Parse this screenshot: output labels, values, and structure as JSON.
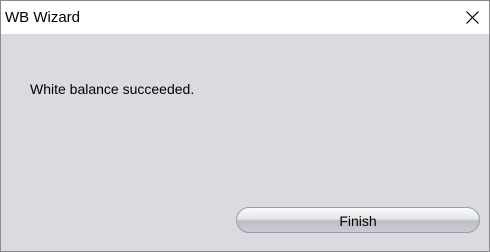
{
  "window": {
    "title": "WB Wizard",
    "close_icon": "close-icon"
  },
  "content": {
    "message": "White balance succeeded.",
    "finish_label": "Finish"
  },
  "colors": {
    "titlebar_bg": "#ffffff",
    "dialog_bg": "#d9dbe1"
  }
}
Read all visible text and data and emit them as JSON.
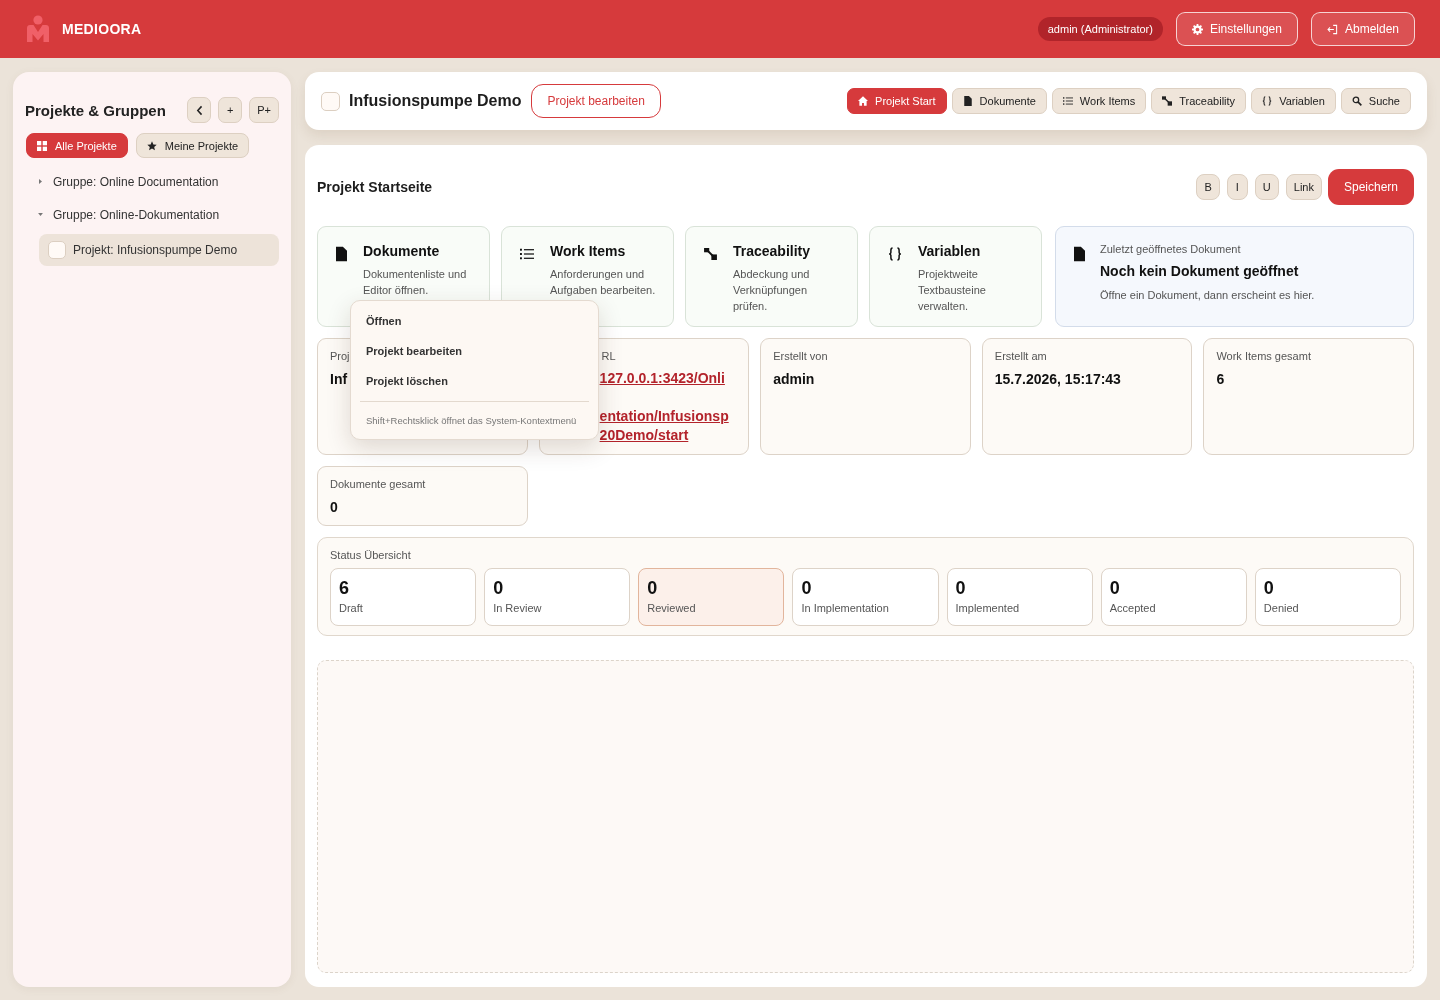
{
  "header": {
    "brand": "MEDIOORA",
    "user_badge": "admin (Administrator)",
    "buttons": [
      "Einstellungen",
      "Abmelden"
    ]
  },
  "sidebar": {
    "title": "Projekte & Gruppen",
    "tool_buttons": [
      {
        "kind": "icon"
      },
      {
        "kind": "text",
        "label": "+"
      },
      {
        "kind": "text",
        "label": "P+"
      }
    ],
    "filters": [
      {
        "label": "Alle Projekte",
        "selected": true
      },
      {
        "label": "Meine Projekte",
        "selected": false
      }
    ],
    "tree": [
      {
        "label": "Gruppe: Online Documentation",
        "expanded": false
      },
      {
        "label": "Gruppe: Online-Dokumentation",
        "expanded": true,
        "children": [
          {
            "label": "Projekt: Infusionspumpe Demo",
            "selected": true
          }
        ]
      }
    ]
  },
  "project_bar": {
    "title": "Infusionspumpe Demo",
    "edit_button": "Projekt bearbeiten",
    "tabs": [
      {
        "label": "Projekt Start",
        "selected": true
      },
      {
        "label": "Dokumente",
        "selected": false
      },
      {
        "label": "Work Items",
        "selected": false
      },
      {
        "label": "Traceability",
        "selected": false
      },
      {
        "label": "Variablen",
        "selected": false
      },
      {
        "label": "Suche",
        "selected": false
      }
    ]
  },
  "editor": {
    "title": "Projekt Startseite",
    "format_buttons": [
      "B",
      "I",
      "U",
      "Link"
    ],
    "save_button": "Speichern"
  },
  "feature_cards": [
    {
      "title": "Dokumente",
      "description": "Dokumentenliste und Editor öffnen."
    },
    {
      "title": "Work Items",
      "description": "Anforderungen und Aufgaben bearbeiten."
    },
    {
      "title": "Traceability",
      "description": "Abdeckung und Verknüpfungen prüfen."
    },
    {
      "title": "Variablen",
      "description": "Projektweite Textbausteine verwalten."
    }
  ],
  "recent_document": {
    "label": "Zuletzt geöffnetes Dokument",
    "title": "Noch kein Dokument geöffnet",
    "hint": "Öffne ein Dokument, dann erscheint es hier."
  },
  "info_cards": [
    {
      "kind": "text",
      "label": "Proj",
      "value": "Inf"
    },
    {
      "kind": "link",
      "label": "RL",
      "link_lines": [
        "127.0.0.1:3423/Onli",
        "entation/Infusionsp",
        "20Demo/start"
      ]
    },
    {
      "kind": "text",
      "label": "Erstellt von",
      "value": "admin"
    },
    {
      "kind": "text",
      "label": "Erstellt am",
      "value": "15.7.2026, 15:17:43"
    },
    {
      "kind": "text",
      "label": "Work Items gesamt",
      "value": "6"
    },
    {
      "kind": "text",
      "label": "Dokumente gesamt",
      "value": "0"
    }
  ],
  "context_menu": {
    "items": [
      "Öffnen",
      "Projekt bearbeiten",
      "Projekt löschen"
    ],
    "hint": "Shift+Rechtsklick öffnet das System-Kontextmenü"
  },
  "status_overview": {
    "title": "Status Übersicht",
    "tiles": [
      {
        "count": "6",
        "label": "Draft",
        "selected": false
      },
      {
        "count": "0",
        "label": "In Review",
        "selected": false
      },
      {
        "count": "0",
        "label": "Reviewed",
        "selected": true
      },
      {
        "count": "0",
        "label": "In Implementation",
        "selected": false
      },
      {
        "count": "0",
        "label": "Implemented",
        "selected": false
      },
      {
        "count": "0",
        "label": "Accepted",
        "selected": false
      },
      {
        "count": "0",
        "label": "Denied",
        "selected": false
      }
    ]
  }
}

- - - - -

_SET EXERCISE_
Extract every line above containing the word "description".

_ANSWER_
      "description": "Dokumentenliste und Editor öffnen."
      "description": "Anforderungen und Aufgaben bearbeiten."
      "description": "Abdeckung und Verknüpfungen prüfen."
      "description": "Projektweite Textbausteine verwalten."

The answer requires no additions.